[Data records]
════════

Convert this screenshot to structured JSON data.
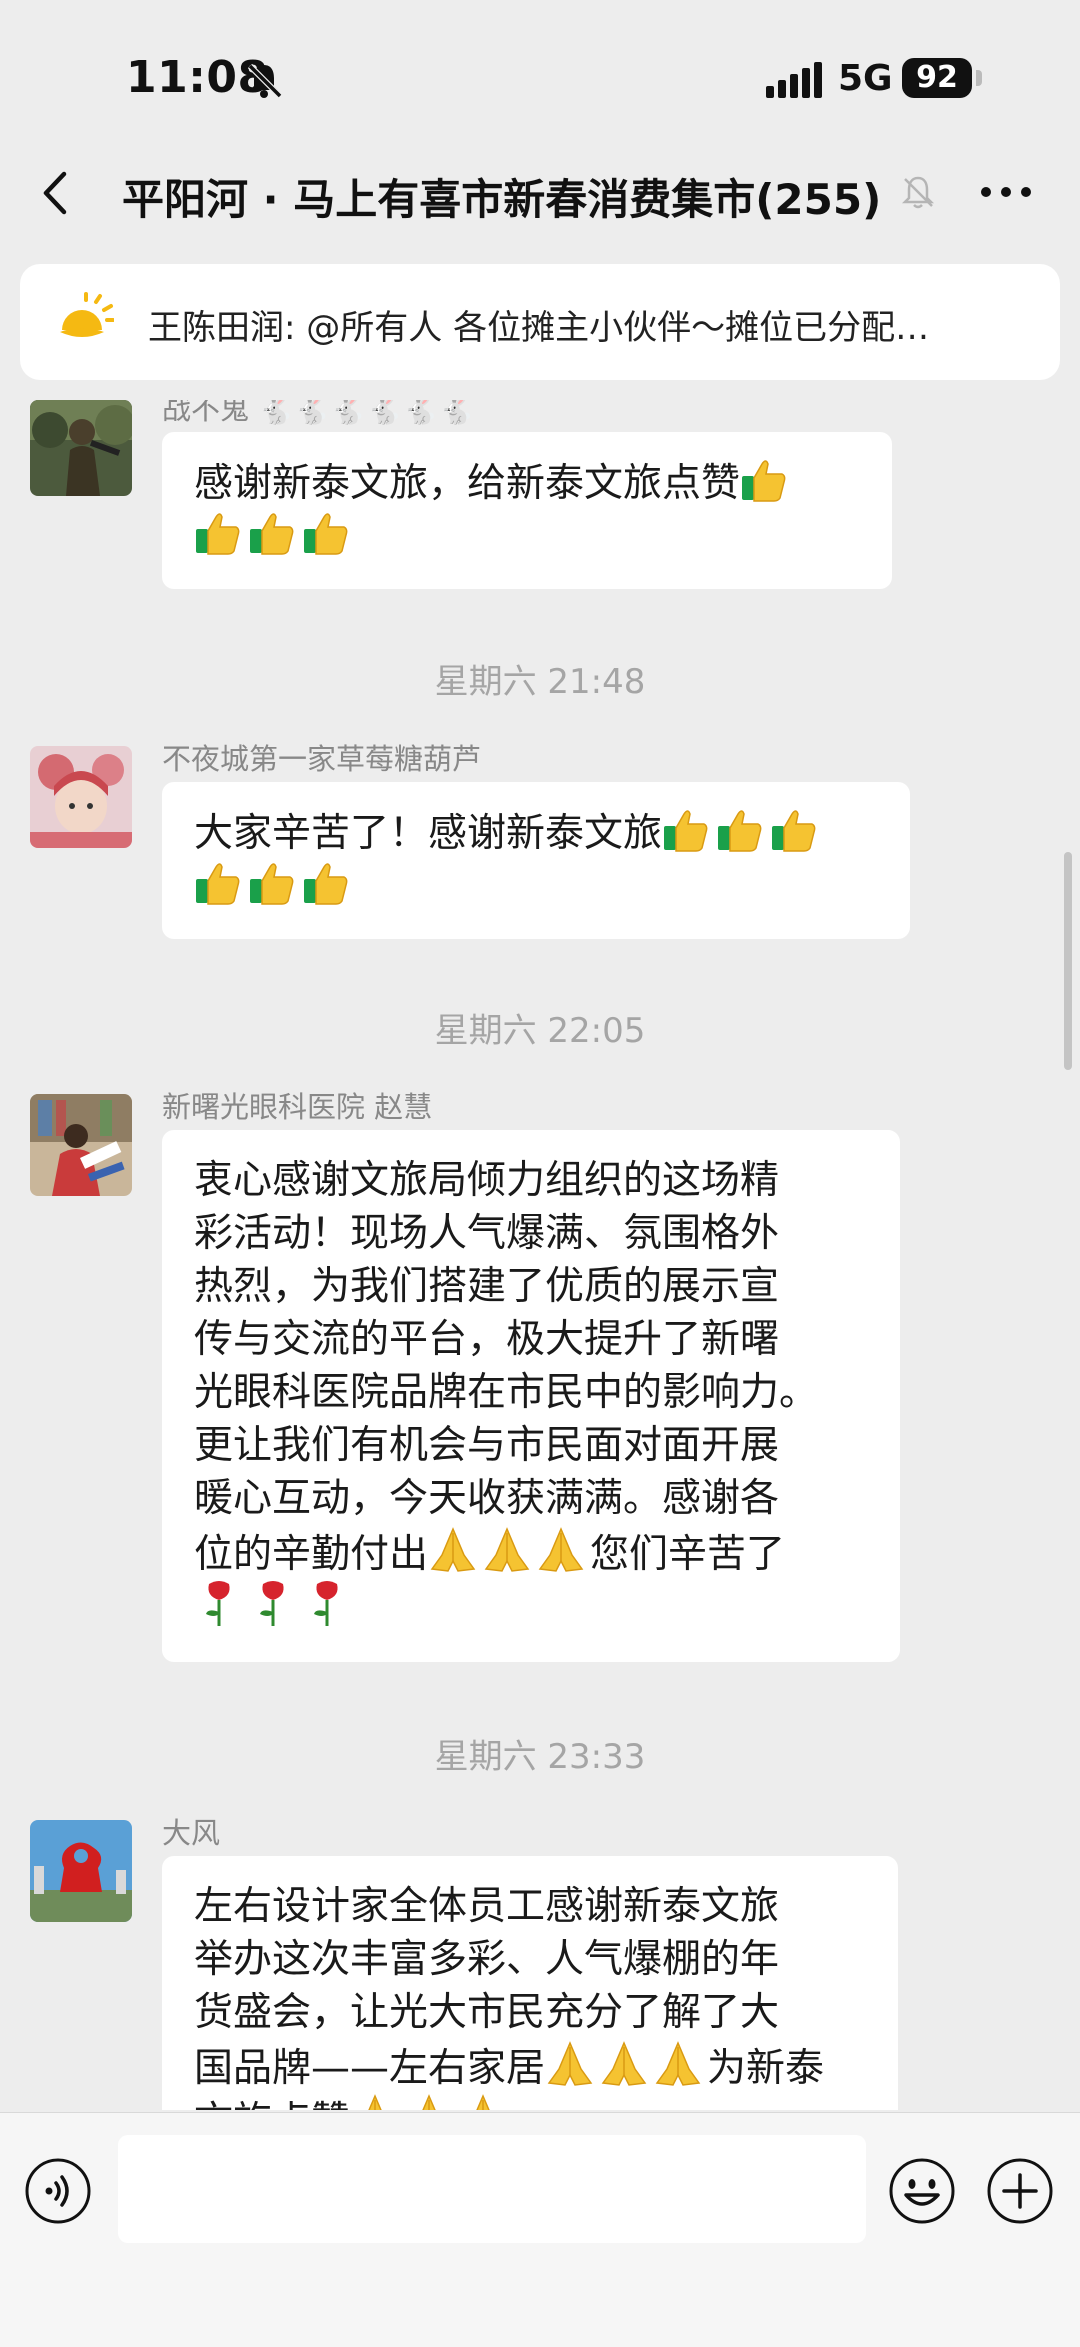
{
  "status_bar": {
    "time": "11:08",
    "network": "5G",
    "battery": "92"
  },
  "header": {
    "title": "平阳河 · 马上有喜市新春消费集市(255)"
  },
  "pinned": {
    "text": "王陈田润: @所有人  各位摊主小伙伴～摊位已分配…"
  },
  "messages": [
    {
      "sender": "战不鬼 🐇🐇🐇🐇🐇🐇",
      "lines": [
        "感谢新泰文旅，给新泰文旅点赞"
      ],
      "emoji_line_2": "thumbs-up x3"
    },
    {
      "timestamp": "星期六 21:48",
      "sender": "不夜城第一家草莓糖葫芦",
      "lines": [
        "大家辛苦了！感谢新泰文旅"
      ]
    },
    {
      "timestamp": "星期六 22:05",
      "sender": "新曙光眼科医院 赵慧",
      "lines": [
        "衷心感谢文旅局倾力组织的这场精",
        "彩活动！现场人气爆满、氛围格外",
        "热烈，为我们搭建了优质的展示宣",
        "传与交流的平台，极大提升了新曙",
        "光眼科医院品牌在市民中的影响力。",
        "更让我们有机会与市民面对面开展",
        "暖心互动，今天收获满满。感谢各",
        "位的辛勤付出",
        "您们辛苦了"
      ]
    },
    {
      "timestamp": "星期六 23:33",
      "sender": "大风",
      "lines": [
        "左右设计家全体员工感谢新泰文旅",
        "举办这次丰富多彩、人气爆棚的年",
        "货盛会，让光大市民充分了解了大",
        "国品牌——左右家居",
        "为新泰",
        "文旅点赞"
      ]
    }
  ],
  "icons": {
    "back": "chevron-left-icon",
    "mute": "bell-slash-icon",
    "more": "more-dots-icon",
    "pinned": "sun-icon",
    "voice": "voice-icon",
    "emoji": "emoji-icon",
    "plus": "plus-icon"
  },
  "colors": {
    "background": "#ededed",
    "bubble": "#ffffff",
    "thumb": "#f5c331",
    "cuff": "#1aa04a",
    "rose": "#d6232d"
  }
}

════════

**To do:**
Verbatim reproduction of every record is required; images are left out.

**Worked answer:**
Convert this screenshot to structured JSON data.
{
  "status_bar": {
    "time": "11:08",
    "network": "5G",
    "battery": "92"
  },
  "header": {
    "title": "平阳河 · 马上有喜市新春消费集市(255)"
  },
  "pinned": {
    "text": "王陈田润: @所有人  各位摊主小伙伴～摊位已分配…"
  },
  "messages": [
    {
      "sender": "战不鬼 🐇🐇🐇🐇🐇🐇",
      "lines": [
        "感谢新泰文旅，给新泰文旅点赞"
      ],
      "emoji_line_2": "thumbs-up x3"
    },
    {
      "timestamp": "星期六 21:48",
      "sender": "不夜城第一家草莓糖葫芦",
      "lines": [
        "大家辛苦了！感谢新泰文旅"
      ]
    },
    {
      "timestamp": "星期六 22:05",
      "sender": "新曙光眼科医院 赵慧",
      "lines": [
        "衷心感谢文旅局倾力组织的这场精",
        "彩活动！现场人气爆满、氛围格外",
        "热烈，为我们搭建了优质的展示宣",
        "传与交流的平台，极大提升了新曙",
        "光眼科医院品牌在市民中的影响力。",
        "更让我们有机会与市民面对面开展",
        "暖心互动，今天收获满满。感谢各",
        "位的辛勤付出",
        "您们辛苦了"
      ]
    },
    {
      "timestamp": "星期六 23:33",
      "sender": "大风",
      "lines": [
        "左右设计家全体员工感谢新泰文旅",
        "举办这次丰富多彩、人气爆棚的年",
        "货盛会，让光大市民充分了解了大",
        "国品牌——左右家居",
        "为新泰",
        "文旅点赞"
      ]
    }
  ],
  "icons": {
    "back": "chevron-left-icon",
    "mute": "bell-slash-icon",
    "more": "more-dots-icon",
    "pinned": "sun-icon",
    "voice": "voice-icon",
    "emoji": "emoji-icon",
    "plus": "plus-icon"
  },
  "colors": {
    "background": "#ededed",
    "bubble": "#ffffff",
    "thumb": "#f5c331",
    "cuff": "#1aa04a",
    "rose": "#d6232d"
  }
}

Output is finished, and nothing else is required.